Exercise objective
Write out the whole listing exactly as it stands.

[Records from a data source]
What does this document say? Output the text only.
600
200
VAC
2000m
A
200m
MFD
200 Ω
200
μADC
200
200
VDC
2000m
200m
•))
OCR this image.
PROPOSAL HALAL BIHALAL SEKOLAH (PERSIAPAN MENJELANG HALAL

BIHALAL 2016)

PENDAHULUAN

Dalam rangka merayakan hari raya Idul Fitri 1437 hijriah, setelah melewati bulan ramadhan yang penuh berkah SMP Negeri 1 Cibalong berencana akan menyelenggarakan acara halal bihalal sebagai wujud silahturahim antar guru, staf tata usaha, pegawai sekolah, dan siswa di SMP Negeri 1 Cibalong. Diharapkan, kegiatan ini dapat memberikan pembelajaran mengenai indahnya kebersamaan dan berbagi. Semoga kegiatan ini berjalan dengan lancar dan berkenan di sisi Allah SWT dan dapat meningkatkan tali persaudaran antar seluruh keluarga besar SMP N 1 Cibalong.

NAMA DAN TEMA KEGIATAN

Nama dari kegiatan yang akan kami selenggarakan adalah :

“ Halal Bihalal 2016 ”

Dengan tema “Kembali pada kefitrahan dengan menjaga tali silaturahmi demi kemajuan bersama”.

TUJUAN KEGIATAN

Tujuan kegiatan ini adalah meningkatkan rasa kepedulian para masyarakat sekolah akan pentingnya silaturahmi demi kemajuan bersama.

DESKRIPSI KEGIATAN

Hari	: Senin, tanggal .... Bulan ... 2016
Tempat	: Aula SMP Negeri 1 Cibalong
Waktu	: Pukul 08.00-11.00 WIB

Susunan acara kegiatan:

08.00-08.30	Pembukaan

The answer
What does this document say? Output the text only.
600
200
VAC
2000m
A
200m
MFD
200 Ω
200
μADC
200
200
VDC
2000m
200m
•))
OCR this image.
PROPOSAL HALAL BIHALAL SEKOLAH (PERSIAPAN MENJELANG HALAL

BIHALAL 2016)

PENDAHULUAN

Dalam rangka merayakan hari raya Idul Fitri 1437 hijriah, setelah melewati bulan ramadhan yang penuh berkah SMP Negeri 1 Cibalong berencana akan menyelenggarakan acara halal bihalal sebagai wujud silahturahim antar guru, staf tata usaha, pegawai sekolah, dan siswa di SMP Negeri 1 Cibalong. Diharapkan, kegiatan ini dapat memberikan pembelajaran mengenai indahnya kebersamaan dan berbagi. Semoga kegiatan ini berjalan dengan lancar dan berkenan di sisi Allah SWT dan dapat meningkatkan tali persaudaran antar seluruh keluarga besar SMP N 1 Cibalong.

NAMA DAN TEMA KEGIATAN

Nama dari kegiatan yang akan kami selenggarakan adalah :

“ Halal Bihalal 2016 ”

Dengan tema “Kembali pada kefitrahan dengan menjaga tali silaturahmi demi kemajuan bersama”.

TUJUAN KEGIATAN

Tujuan kegiatan ini adalah meningkatkan rasa kepedulian para masyarakat sekolah akan pentingnya silaturahmi demi kemajuan bersama.

DESKRIPSI KEGIATAN

Hari	: Senin, tanggal .... Bulan ... 2016
Tempat	: Aula SMP Negeri 1 Cibalong
Waktu	: Pukul 08.00-11.00 WIB

Susunan acara kegiatan:

08.00-08.30	Pembukaan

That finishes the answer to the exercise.